Print all the entries verbatim.

## Records supplied
*-*-*

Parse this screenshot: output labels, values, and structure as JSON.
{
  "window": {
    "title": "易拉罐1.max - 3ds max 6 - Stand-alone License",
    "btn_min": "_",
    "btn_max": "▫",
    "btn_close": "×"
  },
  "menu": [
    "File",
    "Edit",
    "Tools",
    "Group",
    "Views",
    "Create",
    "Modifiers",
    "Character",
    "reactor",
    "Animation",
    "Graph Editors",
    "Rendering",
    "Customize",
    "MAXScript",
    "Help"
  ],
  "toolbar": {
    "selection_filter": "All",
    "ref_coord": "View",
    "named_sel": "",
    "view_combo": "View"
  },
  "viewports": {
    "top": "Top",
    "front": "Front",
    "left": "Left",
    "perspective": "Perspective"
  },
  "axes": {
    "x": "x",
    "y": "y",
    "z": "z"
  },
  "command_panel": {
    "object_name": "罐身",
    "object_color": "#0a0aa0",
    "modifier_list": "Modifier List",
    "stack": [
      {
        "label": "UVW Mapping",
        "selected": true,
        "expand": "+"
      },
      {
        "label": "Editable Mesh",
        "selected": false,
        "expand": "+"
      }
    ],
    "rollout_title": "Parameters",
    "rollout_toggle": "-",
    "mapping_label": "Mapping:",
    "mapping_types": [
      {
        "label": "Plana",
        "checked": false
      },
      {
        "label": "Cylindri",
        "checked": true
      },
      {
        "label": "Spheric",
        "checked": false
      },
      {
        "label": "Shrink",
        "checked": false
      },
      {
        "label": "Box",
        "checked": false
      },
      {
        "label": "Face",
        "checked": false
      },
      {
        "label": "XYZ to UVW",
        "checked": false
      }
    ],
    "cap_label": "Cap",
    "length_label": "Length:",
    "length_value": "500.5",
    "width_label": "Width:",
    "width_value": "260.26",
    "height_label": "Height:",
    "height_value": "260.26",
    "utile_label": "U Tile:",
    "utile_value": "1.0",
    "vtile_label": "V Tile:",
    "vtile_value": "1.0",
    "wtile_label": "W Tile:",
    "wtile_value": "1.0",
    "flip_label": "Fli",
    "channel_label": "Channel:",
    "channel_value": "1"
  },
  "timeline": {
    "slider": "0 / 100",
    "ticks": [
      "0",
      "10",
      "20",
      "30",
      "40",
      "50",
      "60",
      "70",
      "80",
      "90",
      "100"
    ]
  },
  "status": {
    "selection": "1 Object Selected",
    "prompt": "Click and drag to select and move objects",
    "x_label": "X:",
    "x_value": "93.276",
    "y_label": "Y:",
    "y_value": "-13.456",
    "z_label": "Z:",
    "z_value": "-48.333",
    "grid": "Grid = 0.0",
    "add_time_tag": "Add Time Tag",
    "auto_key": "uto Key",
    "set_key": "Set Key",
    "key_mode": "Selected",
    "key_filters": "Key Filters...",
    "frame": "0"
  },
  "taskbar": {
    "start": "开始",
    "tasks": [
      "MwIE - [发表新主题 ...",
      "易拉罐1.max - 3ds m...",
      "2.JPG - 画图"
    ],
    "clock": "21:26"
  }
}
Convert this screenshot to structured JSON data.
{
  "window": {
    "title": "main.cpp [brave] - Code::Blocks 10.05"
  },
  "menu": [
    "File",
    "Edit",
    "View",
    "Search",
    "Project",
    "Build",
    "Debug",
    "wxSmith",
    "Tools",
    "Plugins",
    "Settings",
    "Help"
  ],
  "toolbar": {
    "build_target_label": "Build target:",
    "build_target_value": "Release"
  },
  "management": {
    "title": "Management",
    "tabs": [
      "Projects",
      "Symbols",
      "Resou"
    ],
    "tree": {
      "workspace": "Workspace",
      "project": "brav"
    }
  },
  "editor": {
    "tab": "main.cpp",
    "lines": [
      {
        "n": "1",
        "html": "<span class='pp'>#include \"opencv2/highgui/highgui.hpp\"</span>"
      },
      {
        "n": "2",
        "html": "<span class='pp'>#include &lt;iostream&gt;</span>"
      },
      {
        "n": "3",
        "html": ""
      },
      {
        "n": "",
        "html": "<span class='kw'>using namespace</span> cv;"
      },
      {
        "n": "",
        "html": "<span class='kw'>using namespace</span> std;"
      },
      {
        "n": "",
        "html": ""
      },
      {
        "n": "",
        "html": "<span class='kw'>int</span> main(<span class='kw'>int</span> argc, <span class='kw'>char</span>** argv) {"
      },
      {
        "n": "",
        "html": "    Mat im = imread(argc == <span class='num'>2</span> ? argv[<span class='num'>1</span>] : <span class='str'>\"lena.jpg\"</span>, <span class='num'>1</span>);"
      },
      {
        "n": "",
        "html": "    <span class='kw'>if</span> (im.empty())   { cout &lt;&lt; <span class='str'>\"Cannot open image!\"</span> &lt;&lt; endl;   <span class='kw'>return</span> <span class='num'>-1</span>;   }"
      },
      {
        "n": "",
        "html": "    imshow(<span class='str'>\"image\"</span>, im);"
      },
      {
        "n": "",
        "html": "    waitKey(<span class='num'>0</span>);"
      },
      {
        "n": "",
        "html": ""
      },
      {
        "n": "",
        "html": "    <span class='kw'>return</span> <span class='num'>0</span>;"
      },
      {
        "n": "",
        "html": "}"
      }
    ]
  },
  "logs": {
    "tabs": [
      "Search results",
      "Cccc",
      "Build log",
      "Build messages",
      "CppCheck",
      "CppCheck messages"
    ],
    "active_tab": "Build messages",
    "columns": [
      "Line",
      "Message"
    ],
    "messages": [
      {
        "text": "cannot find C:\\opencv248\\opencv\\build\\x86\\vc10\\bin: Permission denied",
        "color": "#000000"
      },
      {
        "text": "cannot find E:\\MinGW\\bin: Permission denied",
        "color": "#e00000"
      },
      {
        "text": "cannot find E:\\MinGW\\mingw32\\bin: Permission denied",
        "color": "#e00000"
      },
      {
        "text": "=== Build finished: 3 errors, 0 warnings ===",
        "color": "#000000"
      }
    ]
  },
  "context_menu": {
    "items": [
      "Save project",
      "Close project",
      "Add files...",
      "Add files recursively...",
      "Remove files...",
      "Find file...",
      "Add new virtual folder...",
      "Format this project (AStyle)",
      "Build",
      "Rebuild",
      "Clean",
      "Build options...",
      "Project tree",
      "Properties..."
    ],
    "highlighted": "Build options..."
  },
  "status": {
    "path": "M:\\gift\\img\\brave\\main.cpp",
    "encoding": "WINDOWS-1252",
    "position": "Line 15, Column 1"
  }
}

*-*-*

## The output
Parse this screenshot: output labels, values, and structure as JSON.
{
  "window": {
    "title": "易拉罐1.max - 3ds max 6 - Stand-alone License",
    "btn_min": "_",
    "btn_max": "▫",
    "btn_close": "×"
  },
  "menu": [
    "File",
    "Edit",
    "Tools",
    "Group",
    "Views",
    "Create",
    "Modifiers",
    "Character",
    "reactor",
    "Animation",
    "Graph Editors",
    "Rendering",
    "Customize",
    "MAXScript",
    "Help"
  ],
  "toolbar": {
    "selection_filter": "All",
    "ref_coord": "View",
    "named_sel": "",
    "view_combo": "View"
  },
  "viewports": {
    "top": "Top",
    "front": "Front",
    "left": "Left",
    "perspective": "Perspective"
  },
  "axes": {
    "x": "x",
    "y": "y",
    "z": "z"
  },
  "command_panel": {
    "object_name": "罐身",
    "object_color": "#0a0aa0",
    "modifier_list": "Modifier List",
    "stack": [
      {
        "label": "UVW Mapping",
        "selected": true,
        "expand": "+"
      },
      {
        "label": "Editable Mesh",
        "selected": false,
        "expand": "+"
      }
    ],
    "rollout_title": "Parameters",
    "rollout_toggle": "-",
    "mapping_label": "Mapping:",
    "mapping_types": [
      {
        "label": "Plana",
        "checked": false
      },
      {
        "label": "Cylindri",
        "checked": true
      },
      {
        "label": "Spheric",
        "checked": false
      },
      {
        "label": "Shrink",
        "checked": false
      },
      {
        "label": "Box",
        "checked": false
      },
      {
        "label": "Face",
        "checked": false
      },
      {
        "label": "XYZ to UVW",
        "checked": false
      }
    ],
    "cap_label": "Cap",
    "length_label": "Length:",
    "length_value": "500.5",
    "width_label": "Width:",
    "width_value": "260.26",
    "height_label": "Height:",
    "height_value": "260.26",
    "utile_label": "U Tile:",
    "utile_value": "1.0",
    "vtile_label": "V Tile:",
    "vtile_value": "1.0",
    "wtile_label": "W Tile:",
    "wtile_value": "1.0",
    "flip_label": "Fli",
    "channel_label": "Channel:",
    "channel_value": "1"
  },
  "timeline": {
    "slider": "0 / 100",
    "ticks": [
      "0",
      "10",
      "20",
      "30",
      "40",
      "50",
      "60",
      "70",
      "80",
      "90",
      "100"
    ]
  },
  "status": {
    "selection": "1 Object Selected",
    "prompt": "Click and drag to select and move objects",
    "x_label": "X:",
    "x_value": "93.276",
    "y_label": "Y:",
    "y_value": "-13.456",
    "z_label": "Z:",
    "z_value": "-48.333",
    "grid": "Grid = 0.0",
    "add_time_tag": "Add Time Tag",
    "auto_key": "uto Key",
    "set_key": "Set Key",
    "key_mode": "Selected",
    "key_filters": "Key Filters...",
    "frame": "0"
  },
  "taskbar": {
    "start": "开始",
    "tasks": [
      "MwIE - [发表新主题 ...",
      "易拉罐1.max - 3ds m...",
      "2.JPG - 画图"
    ],
    "clock": "21:26"
  }
}
Convert this screenshot to structured JSON data.
{
  "window": {
    "title": "main.cpp [brave] - Code::Blocks 10.05"
  },
  "menu": [
    "File",
    "Edit",
    "View",
    "Search",
    "Project",
    "Build",
    "Debug",
    "wxSmith",
    "Tools",
    "Plugins",
    "Settings",
    "Help"
  ],
  "toolbar": {
    "build_target_label": "Build target:",
    "build_target_value": "Release"
  },
  "management": {
    "title": "Management",
    "tabs": [
      "Projects",
      "Symbols",
      "Resou"
    ],
    "tree": {
      "workspace": "Workspace",
      "project": "brav"
    }
  },
  "editor": {
    "tab": "main.cpp",
    "lines": [
      {
        "n": "1",
        "html": "<span class='pp'>#include \"opencv2/highgui/highgui.hpp\"</span>"
      },
      {
        "n": "2",
        "html": "<span class='pp'>#include &lt;iostream&gt;</span>"
      },
      {
        "n": "3",
        "html": ""
      },
      {
        "n": "",
        "html": "<span class='kw'>using namespace</span> cv;"
      },
      {
        "n": "",
        "html": "<span class='kw'>using namespace</span> std;"
      },
      {
        "n": "",
        "html": ""
      },
      {
        "n": "",
        "html": "<span class='kw'>int</span> main(<span class='kw'>int</span> argc, <span class='kw'>char</span>** argv) {"
      },
      {
        "n": "",
        "html": "    Mat im = imread(argc == <span class='num'>2</span> ? argv[<span class='num'>1</span>] : <span class='str'>\"lena.jpg\"</span>, <span class='num'>1</span>);"
      },
      {
        "n": "",
        "html": "    <span class='kw'>if</span> (im.empty())   { cout &lt;&lt; <span class='str'>\"Cannot open image!\"</span> &lt;&lt; endl;   <span class='kw'>return</span> <span class='num'>-1</span>;   }"
      },
      {
        "n": "",
        "html": "    imshow(<span class='str'>\"image\"</span>, im);"
      },
      {
        "n": "",
        "html": "    waitKey(<span class='num'>0</span>);"
      },
      {
        "n": "",
        "html": ""
      },
      {
        "n": "",
        "html": "    <span class='kw'>return</span> <span class='num'>0</span>;"
      },
      {
        "n": "",
        "html": "}"
      }
    ]
  },
  "logs": {
    "tabs": [
      "Search results",
      "Cccc",
      "Build log",
      "Build messages",
      "CppCheck",
      "CppCheck messages"
    ],
    "active_tab": "Build messages",
    "columns": [
      "Line",
      "Message"
    ],
    "messages": [
      {
        "text": "cannot find C:\\opencv248\\opencv\\build\\x86\\vc10\\bin: Permission denied",
        "color": "#000000"
      },
      {
        "text": "cannot find E:\\MinGW\\bin: Permission denied",
        "color": "#e00000"
      },
      {
        "text": "cannot find E:\\MinGW\\mingw32\\bin: Permission denied",
        "color": "#e00000"
      },
      {
        "text": "=== Build finished: 3 errors, 0 warnings ===",
        "color": "#000000"
      }
    ]
  },
  "context_menu": {
    "items": [
      "Save project",
      "Close project",
      "Add files...",
      "Add files recursively...",
      "Remove files...",
      "Find file...",
      "Add new virtual folder...",
      "Format this project (AStyle)",
      "Build",
      "Rebuild",
      "Clean",
      "Build options...",
      "Project tree",
      "Properties..."
    ],
    "highlighted": "Build options..."
  },
  "status": {
    "path": "M:\\gift\\img\\brave\\main.cpp",
    "encoding": "WINDOWS-1252",
    "position": "Line 15, Column 1"
  }
}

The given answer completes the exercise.